__Your task__:
Identify the lines containing the word "mode". Copy each one.

__Data for processing__:
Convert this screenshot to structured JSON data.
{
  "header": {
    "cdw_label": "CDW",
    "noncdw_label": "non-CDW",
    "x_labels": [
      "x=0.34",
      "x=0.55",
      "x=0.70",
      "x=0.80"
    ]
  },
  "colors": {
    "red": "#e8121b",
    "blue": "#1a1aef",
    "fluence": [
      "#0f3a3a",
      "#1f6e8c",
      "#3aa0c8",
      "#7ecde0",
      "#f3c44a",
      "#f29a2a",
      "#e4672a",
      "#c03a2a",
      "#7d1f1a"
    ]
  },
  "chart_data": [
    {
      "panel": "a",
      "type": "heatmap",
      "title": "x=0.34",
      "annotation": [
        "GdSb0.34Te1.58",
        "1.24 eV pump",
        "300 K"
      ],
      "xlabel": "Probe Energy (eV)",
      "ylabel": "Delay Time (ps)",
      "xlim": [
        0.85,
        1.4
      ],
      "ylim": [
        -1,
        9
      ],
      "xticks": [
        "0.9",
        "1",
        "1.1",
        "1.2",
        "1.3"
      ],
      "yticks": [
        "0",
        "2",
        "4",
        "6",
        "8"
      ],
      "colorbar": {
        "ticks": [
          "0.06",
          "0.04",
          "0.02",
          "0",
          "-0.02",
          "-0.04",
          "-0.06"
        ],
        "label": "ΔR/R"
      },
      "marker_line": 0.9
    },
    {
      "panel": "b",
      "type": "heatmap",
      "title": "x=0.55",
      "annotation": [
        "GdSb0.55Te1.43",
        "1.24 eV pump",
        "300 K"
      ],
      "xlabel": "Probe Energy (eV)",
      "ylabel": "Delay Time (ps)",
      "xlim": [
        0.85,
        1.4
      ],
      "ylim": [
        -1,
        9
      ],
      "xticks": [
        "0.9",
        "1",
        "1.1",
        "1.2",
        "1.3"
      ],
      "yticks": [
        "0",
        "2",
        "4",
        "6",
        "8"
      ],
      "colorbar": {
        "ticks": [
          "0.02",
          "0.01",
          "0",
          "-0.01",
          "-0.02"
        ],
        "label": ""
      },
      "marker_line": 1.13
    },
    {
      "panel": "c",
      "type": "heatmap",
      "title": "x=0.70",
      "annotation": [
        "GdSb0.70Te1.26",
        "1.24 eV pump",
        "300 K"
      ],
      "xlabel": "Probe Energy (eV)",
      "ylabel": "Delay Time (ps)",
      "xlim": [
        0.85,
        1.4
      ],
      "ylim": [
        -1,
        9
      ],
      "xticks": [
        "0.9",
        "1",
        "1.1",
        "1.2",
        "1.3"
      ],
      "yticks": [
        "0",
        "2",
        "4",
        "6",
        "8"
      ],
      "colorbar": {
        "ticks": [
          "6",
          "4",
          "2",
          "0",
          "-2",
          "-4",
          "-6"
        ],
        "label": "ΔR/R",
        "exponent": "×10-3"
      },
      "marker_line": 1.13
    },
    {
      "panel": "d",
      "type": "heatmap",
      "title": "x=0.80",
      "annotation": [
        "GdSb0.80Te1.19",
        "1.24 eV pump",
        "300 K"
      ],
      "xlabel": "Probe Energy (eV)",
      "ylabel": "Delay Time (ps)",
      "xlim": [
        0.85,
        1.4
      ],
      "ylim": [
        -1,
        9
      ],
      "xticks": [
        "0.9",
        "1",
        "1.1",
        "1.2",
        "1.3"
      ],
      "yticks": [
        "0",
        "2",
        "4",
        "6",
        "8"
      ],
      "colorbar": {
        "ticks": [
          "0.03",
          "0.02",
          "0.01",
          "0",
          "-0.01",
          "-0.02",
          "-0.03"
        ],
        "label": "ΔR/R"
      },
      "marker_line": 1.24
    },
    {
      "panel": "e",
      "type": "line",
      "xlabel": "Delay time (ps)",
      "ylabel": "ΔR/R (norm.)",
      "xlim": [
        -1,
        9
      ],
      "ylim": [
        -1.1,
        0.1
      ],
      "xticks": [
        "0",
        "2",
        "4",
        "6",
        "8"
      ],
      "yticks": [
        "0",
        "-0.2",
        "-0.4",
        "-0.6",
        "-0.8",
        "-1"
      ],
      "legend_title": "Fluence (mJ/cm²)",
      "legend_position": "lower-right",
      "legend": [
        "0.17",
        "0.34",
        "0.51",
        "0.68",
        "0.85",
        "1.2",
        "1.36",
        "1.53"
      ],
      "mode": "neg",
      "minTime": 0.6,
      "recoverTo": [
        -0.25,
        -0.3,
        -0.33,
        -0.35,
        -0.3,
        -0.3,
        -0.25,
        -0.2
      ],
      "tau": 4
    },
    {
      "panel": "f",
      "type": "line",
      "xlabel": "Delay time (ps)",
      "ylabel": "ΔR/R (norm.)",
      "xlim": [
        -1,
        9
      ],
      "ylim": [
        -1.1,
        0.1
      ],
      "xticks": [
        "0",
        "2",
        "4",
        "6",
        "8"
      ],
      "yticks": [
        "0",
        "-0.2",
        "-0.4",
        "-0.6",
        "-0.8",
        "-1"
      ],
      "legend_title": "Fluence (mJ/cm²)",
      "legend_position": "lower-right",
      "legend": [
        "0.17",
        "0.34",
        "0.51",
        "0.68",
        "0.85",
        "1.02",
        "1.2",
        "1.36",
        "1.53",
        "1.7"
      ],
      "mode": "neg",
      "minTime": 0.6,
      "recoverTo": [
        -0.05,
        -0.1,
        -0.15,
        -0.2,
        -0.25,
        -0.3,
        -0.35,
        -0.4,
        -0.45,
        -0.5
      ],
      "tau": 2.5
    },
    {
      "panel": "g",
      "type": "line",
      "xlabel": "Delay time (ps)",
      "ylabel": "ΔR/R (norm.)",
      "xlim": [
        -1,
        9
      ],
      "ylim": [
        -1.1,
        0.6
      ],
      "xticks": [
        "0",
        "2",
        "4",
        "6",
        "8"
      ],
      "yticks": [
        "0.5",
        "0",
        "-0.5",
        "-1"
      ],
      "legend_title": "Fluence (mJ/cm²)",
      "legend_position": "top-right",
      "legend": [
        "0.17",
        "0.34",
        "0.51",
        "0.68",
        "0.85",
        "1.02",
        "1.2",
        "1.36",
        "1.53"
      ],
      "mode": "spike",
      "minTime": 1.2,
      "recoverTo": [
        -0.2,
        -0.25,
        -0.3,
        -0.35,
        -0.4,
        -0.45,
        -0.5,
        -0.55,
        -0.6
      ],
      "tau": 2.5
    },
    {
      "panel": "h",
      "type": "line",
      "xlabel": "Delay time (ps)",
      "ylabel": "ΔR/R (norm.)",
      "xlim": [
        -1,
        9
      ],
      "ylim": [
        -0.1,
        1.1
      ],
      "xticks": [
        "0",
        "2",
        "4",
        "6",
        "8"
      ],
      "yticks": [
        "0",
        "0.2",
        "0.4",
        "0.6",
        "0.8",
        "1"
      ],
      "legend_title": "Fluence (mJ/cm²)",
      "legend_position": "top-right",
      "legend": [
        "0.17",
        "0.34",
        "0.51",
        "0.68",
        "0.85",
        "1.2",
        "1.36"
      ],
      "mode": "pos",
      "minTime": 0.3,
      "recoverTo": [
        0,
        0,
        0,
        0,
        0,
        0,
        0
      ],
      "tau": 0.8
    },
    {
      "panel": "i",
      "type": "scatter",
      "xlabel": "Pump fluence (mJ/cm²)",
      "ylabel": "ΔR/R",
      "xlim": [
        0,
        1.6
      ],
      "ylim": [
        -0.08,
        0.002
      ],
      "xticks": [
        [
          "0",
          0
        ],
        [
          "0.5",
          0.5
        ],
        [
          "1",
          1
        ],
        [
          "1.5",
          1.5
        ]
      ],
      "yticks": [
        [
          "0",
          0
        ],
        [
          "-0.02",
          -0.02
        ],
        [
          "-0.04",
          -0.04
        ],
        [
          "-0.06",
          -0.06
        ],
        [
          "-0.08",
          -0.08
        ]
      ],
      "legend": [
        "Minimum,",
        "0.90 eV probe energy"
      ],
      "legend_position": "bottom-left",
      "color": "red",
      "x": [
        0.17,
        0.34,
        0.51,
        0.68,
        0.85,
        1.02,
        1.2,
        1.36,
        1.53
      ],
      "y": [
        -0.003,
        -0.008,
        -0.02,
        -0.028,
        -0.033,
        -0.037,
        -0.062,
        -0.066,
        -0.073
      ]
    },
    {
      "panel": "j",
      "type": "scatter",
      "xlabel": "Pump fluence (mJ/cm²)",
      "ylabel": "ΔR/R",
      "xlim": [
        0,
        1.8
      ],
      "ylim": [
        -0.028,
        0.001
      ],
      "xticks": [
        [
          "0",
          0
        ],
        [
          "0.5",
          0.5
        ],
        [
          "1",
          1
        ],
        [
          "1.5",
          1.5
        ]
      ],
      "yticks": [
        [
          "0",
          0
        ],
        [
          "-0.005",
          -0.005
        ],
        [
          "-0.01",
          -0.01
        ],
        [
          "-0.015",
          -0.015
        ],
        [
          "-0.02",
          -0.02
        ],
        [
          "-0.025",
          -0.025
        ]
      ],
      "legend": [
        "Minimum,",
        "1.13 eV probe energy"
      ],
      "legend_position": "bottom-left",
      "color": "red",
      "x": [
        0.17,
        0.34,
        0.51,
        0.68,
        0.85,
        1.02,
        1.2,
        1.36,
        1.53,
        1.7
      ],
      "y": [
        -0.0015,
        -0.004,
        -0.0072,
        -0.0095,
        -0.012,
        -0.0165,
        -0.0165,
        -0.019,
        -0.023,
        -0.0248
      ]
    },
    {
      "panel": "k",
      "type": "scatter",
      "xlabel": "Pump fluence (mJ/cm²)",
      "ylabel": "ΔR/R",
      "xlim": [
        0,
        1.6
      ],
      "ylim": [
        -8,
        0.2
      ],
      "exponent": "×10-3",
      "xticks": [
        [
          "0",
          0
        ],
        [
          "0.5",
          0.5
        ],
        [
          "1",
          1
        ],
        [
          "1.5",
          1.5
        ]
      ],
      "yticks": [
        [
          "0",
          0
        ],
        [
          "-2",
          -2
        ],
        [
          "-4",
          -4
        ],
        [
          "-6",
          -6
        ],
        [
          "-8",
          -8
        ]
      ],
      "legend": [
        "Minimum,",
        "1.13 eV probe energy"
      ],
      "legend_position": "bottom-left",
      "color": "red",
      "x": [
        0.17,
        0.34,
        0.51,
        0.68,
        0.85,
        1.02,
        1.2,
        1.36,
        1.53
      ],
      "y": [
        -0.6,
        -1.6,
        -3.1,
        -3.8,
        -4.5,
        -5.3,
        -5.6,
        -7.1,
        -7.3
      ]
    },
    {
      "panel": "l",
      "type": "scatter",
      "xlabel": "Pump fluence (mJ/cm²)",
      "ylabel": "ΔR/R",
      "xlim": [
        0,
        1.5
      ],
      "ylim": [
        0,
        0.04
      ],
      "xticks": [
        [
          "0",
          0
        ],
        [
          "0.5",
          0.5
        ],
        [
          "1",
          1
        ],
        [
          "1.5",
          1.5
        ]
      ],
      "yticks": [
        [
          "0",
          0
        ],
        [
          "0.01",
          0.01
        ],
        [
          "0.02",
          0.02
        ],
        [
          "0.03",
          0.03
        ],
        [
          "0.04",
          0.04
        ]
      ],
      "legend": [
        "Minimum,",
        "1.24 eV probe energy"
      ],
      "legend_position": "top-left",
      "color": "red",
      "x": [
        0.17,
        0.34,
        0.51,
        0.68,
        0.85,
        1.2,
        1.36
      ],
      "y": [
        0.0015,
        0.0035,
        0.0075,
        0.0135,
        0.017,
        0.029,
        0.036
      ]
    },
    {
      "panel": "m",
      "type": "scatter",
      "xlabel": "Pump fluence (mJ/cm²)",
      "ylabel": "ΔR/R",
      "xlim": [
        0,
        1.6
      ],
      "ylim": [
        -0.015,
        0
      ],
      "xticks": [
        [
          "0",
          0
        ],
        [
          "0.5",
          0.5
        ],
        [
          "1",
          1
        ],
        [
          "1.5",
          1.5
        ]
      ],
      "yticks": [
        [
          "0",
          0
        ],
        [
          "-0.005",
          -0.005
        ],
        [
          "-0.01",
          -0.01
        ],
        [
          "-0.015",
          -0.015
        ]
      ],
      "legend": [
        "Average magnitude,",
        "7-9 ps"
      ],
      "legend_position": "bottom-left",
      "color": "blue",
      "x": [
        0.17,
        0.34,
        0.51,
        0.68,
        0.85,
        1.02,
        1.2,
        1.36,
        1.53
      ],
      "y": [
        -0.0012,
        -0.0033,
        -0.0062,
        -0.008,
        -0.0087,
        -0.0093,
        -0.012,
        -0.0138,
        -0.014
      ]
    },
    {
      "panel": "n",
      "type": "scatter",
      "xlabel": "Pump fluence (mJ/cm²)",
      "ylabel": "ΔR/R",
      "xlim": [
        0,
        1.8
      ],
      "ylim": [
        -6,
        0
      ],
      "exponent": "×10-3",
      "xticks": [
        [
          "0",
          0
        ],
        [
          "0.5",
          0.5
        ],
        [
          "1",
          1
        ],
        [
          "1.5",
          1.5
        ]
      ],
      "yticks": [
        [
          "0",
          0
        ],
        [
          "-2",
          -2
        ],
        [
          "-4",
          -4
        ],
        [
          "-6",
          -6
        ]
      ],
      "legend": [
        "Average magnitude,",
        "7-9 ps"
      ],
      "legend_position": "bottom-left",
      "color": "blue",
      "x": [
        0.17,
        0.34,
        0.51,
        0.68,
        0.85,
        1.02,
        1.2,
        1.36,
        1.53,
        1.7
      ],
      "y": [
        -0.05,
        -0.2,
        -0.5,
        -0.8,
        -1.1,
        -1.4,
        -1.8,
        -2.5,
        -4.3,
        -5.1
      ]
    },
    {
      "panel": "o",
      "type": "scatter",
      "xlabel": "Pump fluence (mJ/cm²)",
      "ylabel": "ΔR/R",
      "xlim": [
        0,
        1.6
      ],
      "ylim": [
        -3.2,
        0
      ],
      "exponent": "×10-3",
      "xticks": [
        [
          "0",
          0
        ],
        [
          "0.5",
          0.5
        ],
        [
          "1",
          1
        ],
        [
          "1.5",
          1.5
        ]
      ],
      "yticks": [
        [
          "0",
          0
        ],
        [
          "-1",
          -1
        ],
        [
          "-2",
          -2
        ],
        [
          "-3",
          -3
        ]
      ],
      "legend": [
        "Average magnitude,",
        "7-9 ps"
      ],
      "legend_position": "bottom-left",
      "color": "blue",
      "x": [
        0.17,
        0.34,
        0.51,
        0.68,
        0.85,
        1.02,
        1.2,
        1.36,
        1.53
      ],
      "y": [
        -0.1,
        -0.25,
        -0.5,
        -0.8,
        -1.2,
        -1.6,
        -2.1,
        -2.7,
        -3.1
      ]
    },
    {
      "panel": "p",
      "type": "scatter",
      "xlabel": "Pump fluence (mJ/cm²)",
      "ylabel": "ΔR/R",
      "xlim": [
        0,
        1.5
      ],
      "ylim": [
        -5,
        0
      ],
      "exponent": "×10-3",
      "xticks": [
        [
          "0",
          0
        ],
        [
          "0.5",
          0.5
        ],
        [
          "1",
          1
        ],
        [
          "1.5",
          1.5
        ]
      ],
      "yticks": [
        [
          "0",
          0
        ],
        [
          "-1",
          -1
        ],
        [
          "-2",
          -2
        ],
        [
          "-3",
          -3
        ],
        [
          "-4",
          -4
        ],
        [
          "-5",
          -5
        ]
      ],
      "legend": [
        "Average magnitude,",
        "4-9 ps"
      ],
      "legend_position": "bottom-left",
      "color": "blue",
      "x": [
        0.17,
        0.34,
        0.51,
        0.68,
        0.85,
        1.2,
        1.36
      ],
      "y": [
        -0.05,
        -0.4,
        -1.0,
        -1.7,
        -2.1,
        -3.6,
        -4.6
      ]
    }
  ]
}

__Completed exercise__:
      "mode": "neg",
      "mode": "neg",
      "mode": "spike",
      "mode": "pos",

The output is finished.